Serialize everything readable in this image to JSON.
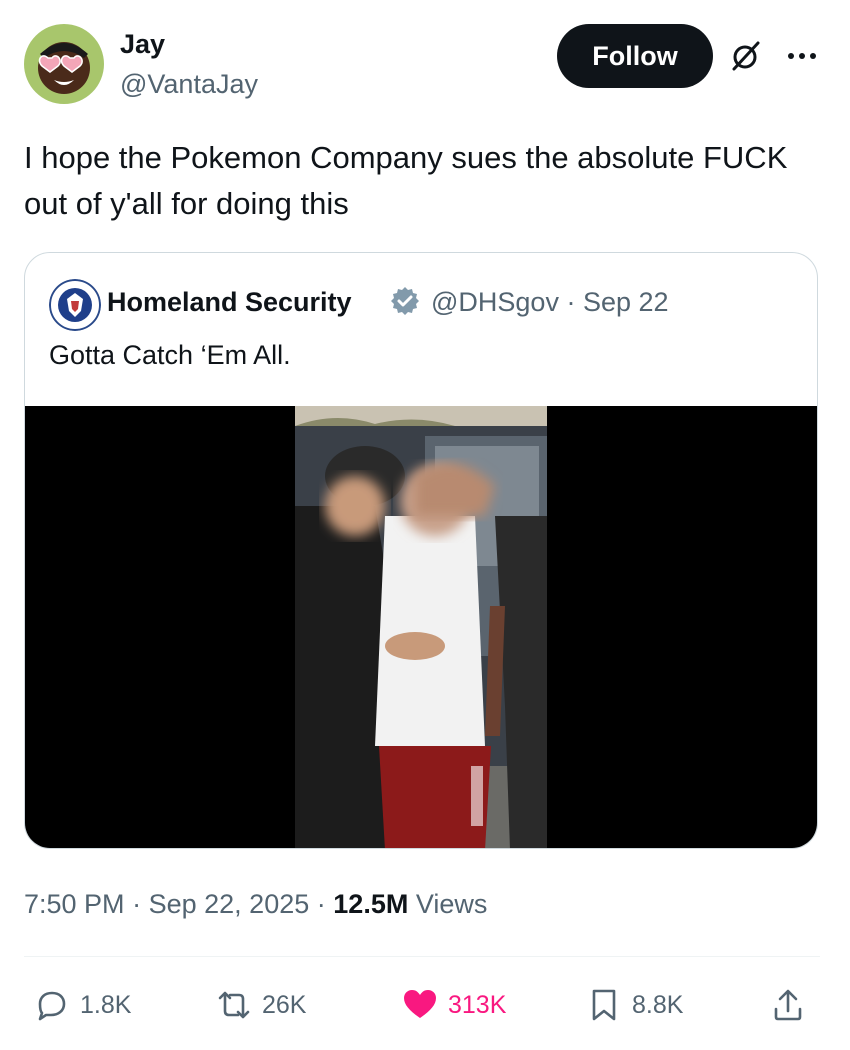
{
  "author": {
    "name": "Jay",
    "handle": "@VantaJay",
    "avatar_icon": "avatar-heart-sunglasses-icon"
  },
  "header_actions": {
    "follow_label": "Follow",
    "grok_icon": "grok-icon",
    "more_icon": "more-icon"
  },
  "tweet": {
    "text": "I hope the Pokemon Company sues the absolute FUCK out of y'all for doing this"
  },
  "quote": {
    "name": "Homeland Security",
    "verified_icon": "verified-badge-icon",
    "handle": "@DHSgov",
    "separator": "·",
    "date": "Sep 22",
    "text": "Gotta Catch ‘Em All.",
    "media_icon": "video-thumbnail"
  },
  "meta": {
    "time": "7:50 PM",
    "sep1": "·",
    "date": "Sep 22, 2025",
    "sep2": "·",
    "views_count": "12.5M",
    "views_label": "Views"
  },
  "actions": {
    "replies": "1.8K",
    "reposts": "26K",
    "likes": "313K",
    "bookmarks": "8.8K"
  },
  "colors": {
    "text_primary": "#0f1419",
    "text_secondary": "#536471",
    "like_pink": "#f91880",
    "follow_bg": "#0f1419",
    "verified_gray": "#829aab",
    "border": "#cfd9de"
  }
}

* * *

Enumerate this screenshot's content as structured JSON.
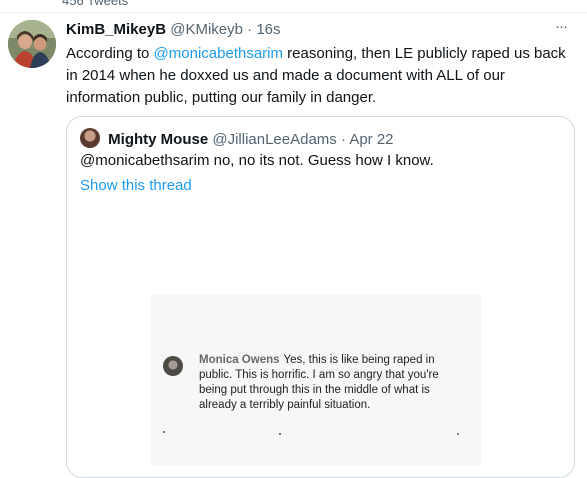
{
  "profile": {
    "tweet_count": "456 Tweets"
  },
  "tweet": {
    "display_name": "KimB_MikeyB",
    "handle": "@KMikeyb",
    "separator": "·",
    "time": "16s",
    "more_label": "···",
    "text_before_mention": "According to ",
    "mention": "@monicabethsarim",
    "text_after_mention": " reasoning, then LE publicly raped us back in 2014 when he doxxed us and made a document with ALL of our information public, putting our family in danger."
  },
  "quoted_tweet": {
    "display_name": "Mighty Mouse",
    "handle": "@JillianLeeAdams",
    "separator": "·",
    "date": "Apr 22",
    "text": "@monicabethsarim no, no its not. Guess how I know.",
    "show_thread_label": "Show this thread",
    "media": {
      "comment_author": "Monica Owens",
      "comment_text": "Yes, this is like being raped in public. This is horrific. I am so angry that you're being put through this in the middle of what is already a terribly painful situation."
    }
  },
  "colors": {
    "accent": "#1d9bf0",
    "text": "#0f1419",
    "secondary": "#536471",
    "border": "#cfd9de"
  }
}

**INSTRUCTIONS TO FOLLOW**
State how many lines include the string "JSON", and nothing more.

**ANSWER TO THE EXERCISE**
2